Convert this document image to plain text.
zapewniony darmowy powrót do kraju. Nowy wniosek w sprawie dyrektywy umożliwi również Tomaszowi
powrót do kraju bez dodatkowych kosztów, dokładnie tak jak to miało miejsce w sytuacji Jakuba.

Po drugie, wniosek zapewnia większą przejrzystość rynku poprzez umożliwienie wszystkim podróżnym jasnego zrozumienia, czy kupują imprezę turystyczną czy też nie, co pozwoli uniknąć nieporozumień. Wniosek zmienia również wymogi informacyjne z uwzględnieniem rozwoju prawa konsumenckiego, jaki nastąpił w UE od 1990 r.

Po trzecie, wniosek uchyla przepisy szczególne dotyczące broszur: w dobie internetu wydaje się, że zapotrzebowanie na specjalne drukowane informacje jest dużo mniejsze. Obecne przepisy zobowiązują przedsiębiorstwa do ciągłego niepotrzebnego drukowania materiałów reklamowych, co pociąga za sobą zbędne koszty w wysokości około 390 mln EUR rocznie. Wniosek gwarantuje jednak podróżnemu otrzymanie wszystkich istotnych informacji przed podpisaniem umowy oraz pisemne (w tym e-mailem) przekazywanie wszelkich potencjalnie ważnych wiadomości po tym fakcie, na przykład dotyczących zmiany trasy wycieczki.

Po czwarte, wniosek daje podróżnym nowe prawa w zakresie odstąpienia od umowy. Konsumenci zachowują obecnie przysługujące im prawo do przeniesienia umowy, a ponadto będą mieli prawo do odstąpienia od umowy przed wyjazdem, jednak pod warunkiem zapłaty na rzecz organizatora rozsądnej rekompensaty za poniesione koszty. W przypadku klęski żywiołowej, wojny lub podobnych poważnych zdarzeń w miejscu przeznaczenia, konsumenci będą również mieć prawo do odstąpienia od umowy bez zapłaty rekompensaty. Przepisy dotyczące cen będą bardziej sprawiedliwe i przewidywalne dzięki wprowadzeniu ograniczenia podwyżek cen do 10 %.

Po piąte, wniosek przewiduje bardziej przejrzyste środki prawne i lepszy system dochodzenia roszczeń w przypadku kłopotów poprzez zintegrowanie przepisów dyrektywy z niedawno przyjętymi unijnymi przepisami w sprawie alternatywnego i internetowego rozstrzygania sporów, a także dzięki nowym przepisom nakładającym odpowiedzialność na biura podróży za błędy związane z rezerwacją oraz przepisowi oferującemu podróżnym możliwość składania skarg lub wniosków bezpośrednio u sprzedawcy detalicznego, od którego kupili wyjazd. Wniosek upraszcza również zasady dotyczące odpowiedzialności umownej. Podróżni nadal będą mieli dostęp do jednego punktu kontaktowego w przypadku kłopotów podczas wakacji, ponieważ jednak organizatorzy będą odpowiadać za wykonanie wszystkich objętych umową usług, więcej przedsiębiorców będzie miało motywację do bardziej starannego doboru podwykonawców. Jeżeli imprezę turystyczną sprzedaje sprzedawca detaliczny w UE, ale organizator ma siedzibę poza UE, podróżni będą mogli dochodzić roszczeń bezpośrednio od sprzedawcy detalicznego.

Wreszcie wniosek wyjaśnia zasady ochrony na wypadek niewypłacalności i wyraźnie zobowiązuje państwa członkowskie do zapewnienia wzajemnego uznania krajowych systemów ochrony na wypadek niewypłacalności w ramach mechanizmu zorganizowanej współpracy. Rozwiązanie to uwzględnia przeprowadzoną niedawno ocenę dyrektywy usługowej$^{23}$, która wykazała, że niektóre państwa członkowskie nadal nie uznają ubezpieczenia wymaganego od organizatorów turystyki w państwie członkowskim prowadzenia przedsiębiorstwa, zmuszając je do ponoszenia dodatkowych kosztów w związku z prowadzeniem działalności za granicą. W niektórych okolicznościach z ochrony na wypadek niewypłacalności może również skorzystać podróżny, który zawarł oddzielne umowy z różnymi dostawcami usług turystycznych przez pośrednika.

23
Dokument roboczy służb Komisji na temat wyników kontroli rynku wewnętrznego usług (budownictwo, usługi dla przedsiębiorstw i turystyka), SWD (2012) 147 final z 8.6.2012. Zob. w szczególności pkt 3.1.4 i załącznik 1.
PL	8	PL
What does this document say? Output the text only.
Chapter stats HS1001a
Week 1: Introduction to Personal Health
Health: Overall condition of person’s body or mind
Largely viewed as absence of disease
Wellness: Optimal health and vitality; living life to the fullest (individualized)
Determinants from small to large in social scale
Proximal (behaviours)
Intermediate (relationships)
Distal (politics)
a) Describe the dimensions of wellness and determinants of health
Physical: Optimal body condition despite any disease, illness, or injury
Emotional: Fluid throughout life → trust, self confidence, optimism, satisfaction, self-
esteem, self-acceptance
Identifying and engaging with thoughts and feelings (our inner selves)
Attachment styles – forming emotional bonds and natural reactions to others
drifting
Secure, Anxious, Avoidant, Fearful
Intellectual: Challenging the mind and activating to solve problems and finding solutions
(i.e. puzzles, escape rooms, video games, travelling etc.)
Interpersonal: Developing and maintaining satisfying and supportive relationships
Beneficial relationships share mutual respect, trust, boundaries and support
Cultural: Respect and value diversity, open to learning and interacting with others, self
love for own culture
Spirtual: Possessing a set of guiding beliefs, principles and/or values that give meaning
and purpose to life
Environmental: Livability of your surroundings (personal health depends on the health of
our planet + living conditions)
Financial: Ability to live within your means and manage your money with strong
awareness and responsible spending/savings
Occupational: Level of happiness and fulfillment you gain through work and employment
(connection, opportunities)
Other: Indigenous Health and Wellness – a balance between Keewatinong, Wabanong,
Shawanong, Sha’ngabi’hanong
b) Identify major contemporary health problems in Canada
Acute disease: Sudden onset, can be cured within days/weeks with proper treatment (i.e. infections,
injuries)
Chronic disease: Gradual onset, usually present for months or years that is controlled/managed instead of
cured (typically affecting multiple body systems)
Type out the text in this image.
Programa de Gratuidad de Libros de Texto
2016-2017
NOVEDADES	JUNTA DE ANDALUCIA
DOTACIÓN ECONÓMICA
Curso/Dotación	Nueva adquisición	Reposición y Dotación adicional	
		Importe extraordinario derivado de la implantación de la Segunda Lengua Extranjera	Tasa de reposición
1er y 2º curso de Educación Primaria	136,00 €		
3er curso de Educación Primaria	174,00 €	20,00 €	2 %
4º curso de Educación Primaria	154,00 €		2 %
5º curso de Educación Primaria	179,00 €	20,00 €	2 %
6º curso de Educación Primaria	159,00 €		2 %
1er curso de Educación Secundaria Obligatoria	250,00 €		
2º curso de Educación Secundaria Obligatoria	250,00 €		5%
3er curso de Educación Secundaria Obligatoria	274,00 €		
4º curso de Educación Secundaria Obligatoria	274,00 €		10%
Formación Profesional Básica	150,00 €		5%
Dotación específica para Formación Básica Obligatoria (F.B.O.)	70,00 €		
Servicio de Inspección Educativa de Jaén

- WHAT IS REQUIRED
Every line of the listing that holds "your" should be found and copied.

- RESULT OF THIS TASK
Environmental: Livability of your surroundings (personal health depends on the health of
Financial: Ability to live within your means and manage your money with strong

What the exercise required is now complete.